→ JOB
Only a number is wanted here: the number of lines of the data that include "ylabel".

========

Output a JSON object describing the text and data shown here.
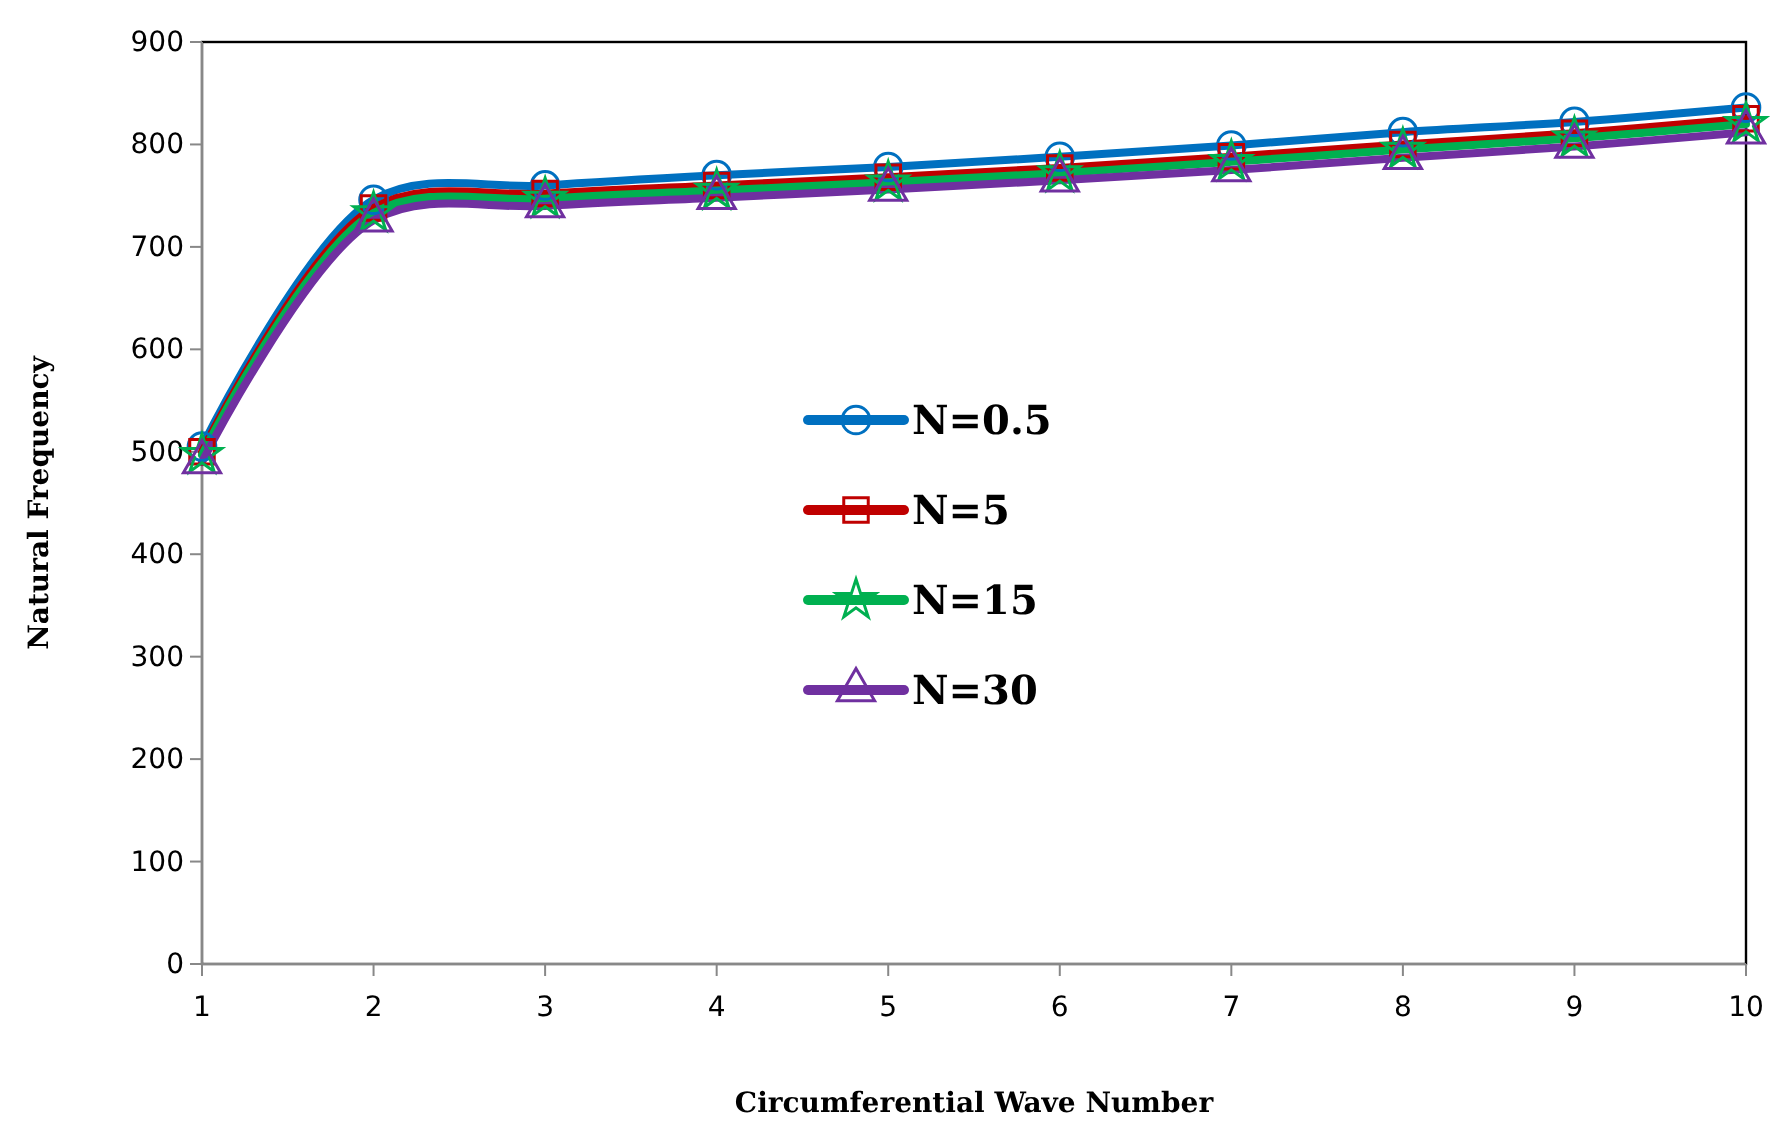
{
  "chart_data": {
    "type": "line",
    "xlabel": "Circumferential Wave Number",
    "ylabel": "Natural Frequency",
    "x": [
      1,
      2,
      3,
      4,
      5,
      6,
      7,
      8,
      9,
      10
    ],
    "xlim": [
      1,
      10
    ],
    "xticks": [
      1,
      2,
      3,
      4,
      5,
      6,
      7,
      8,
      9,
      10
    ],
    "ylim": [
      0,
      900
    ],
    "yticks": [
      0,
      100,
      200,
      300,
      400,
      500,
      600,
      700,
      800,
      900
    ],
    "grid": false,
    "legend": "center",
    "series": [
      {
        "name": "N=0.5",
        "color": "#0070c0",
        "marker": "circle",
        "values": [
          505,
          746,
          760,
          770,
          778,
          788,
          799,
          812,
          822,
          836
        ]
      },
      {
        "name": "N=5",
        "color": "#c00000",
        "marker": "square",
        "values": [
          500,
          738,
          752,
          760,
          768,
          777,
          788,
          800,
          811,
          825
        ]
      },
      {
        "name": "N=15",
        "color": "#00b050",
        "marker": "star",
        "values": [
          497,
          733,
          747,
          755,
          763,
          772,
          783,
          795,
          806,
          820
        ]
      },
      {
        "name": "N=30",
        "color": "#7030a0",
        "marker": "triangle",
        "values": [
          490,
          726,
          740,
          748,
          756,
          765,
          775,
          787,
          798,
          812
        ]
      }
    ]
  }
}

========

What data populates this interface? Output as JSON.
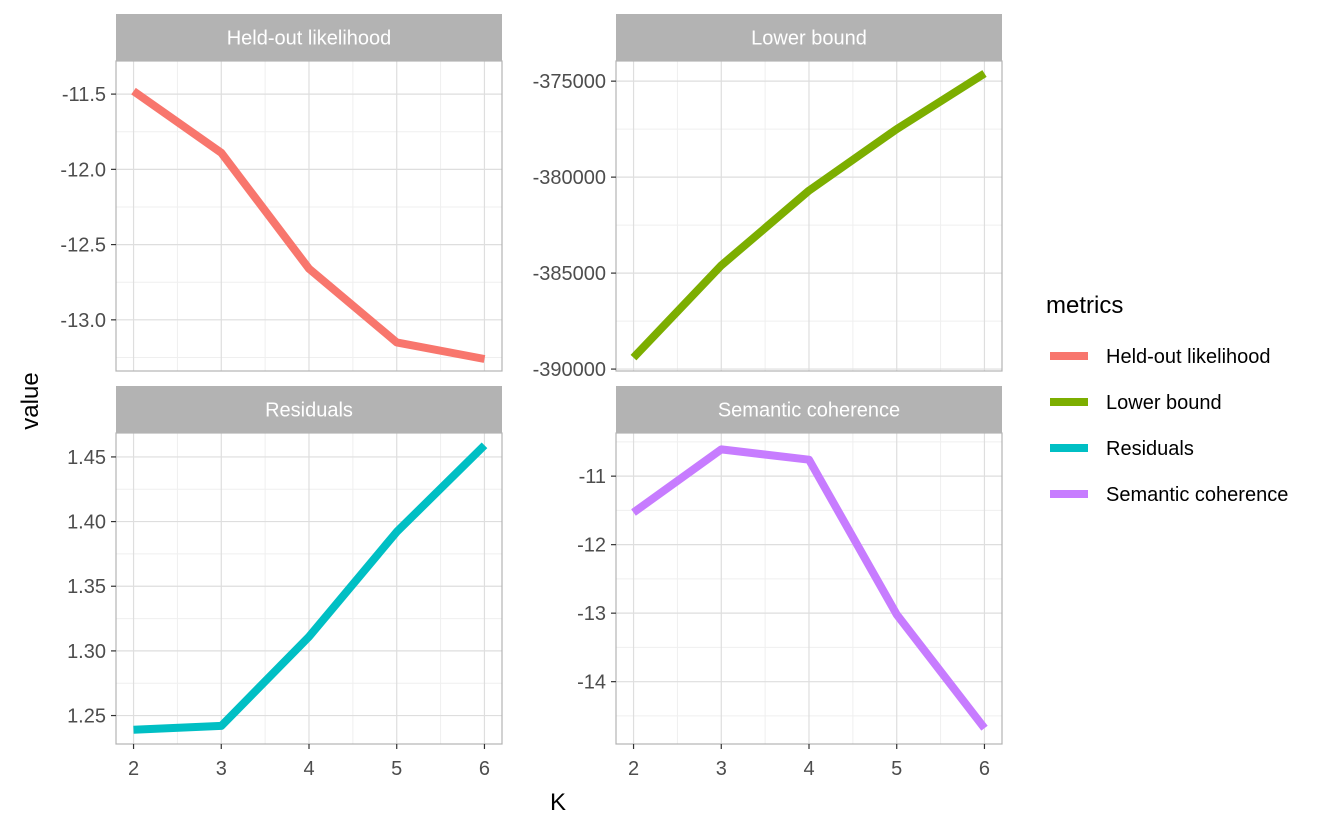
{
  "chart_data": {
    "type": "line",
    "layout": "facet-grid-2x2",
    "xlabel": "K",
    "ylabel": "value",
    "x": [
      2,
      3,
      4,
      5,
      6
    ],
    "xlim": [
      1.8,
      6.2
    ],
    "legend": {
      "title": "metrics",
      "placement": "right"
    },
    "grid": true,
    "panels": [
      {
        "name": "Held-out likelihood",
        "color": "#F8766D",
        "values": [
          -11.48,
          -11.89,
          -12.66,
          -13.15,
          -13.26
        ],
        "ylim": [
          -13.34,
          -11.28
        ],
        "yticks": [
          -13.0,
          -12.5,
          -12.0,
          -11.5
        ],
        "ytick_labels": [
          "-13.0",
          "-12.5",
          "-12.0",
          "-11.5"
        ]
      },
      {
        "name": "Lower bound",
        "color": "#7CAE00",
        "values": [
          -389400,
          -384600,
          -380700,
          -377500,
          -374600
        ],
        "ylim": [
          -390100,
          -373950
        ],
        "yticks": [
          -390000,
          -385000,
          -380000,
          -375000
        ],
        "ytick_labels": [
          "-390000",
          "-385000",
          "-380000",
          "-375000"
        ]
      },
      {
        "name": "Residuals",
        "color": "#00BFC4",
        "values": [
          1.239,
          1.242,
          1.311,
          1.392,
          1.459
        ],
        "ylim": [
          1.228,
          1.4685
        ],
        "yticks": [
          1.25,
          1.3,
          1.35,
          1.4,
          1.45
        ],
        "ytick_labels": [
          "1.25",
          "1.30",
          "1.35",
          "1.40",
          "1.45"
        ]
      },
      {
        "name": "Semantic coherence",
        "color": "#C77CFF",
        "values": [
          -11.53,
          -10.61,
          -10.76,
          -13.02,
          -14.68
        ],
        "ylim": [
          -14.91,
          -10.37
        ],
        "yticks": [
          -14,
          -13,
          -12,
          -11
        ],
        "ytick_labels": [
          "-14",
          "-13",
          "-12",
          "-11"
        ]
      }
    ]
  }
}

========

→ RESPONSE TO THIS EXERCISE
2